Stored entries
Begin

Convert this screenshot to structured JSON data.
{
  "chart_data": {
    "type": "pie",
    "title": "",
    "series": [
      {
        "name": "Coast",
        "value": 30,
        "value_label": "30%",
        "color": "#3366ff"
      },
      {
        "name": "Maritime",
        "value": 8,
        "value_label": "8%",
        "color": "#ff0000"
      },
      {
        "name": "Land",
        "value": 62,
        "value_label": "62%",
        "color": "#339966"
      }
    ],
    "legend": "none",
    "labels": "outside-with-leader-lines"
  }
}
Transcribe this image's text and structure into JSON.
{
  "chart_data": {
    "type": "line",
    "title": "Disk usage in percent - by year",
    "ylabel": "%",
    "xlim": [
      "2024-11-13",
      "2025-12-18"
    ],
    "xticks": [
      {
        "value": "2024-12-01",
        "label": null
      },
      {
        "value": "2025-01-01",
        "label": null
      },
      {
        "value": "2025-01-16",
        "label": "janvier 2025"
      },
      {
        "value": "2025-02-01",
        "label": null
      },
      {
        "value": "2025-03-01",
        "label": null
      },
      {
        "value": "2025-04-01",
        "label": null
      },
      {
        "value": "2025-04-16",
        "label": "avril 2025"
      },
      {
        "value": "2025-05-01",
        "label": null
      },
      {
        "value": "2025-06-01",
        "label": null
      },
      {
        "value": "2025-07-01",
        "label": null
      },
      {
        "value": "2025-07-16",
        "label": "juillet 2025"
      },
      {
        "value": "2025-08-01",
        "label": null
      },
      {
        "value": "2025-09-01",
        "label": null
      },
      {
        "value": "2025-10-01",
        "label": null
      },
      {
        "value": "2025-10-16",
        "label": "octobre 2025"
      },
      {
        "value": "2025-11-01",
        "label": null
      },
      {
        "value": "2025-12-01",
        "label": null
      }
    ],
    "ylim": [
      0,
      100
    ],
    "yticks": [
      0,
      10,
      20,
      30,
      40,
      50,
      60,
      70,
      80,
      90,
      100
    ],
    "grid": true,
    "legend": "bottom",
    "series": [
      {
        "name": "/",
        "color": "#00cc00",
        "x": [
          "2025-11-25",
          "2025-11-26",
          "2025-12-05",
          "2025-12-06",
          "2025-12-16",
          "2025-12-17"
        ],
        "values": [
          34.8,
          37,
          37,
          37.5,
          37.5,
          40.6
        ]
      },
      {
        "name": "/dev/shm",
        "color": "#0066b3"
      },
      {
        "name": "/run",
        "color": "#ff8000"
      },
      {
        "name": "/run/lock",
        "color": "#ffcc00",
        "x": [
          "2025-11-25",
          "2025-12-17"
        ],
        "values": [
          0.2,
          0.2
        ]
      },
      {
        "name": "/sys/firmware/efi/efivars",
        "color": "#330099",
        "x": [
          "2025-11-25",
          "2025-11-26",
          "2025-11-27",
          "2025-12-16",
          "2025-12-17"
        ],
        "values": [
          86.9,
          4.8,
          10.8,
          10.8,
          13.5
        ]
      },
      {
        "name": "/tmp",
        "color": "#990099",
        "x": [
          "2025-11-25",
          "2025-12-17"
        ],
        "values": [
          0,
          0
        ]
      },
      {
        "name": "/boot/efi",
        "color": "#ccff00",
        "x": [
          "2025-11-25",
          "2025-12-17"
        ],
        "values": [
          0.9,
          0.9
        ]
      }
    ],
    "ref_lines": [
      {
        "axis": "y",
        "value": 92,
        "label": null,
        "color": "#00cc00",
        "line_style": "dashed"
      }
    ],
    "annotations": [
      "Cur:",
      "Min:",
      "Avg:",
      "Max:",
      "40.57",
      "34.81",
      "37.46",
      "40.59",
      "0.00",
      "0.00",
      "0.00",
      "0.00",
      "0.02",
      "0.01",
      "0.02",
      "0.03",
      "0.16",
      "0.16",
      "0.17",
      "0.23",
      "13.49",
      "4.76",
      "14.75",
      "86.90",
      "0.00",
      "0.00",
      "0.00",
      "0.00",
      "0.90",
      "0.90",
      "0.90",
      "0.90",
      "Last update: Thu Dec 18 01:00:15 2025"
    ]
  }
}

End

PROBLEM REQUIREMENTS. In the listing above, find the lines holding the word "JSON" and copy them.

SOLVED EXERCISE.
Convert this screenshot to structured JSON data.
Transcribe this image's text and structure into JSON.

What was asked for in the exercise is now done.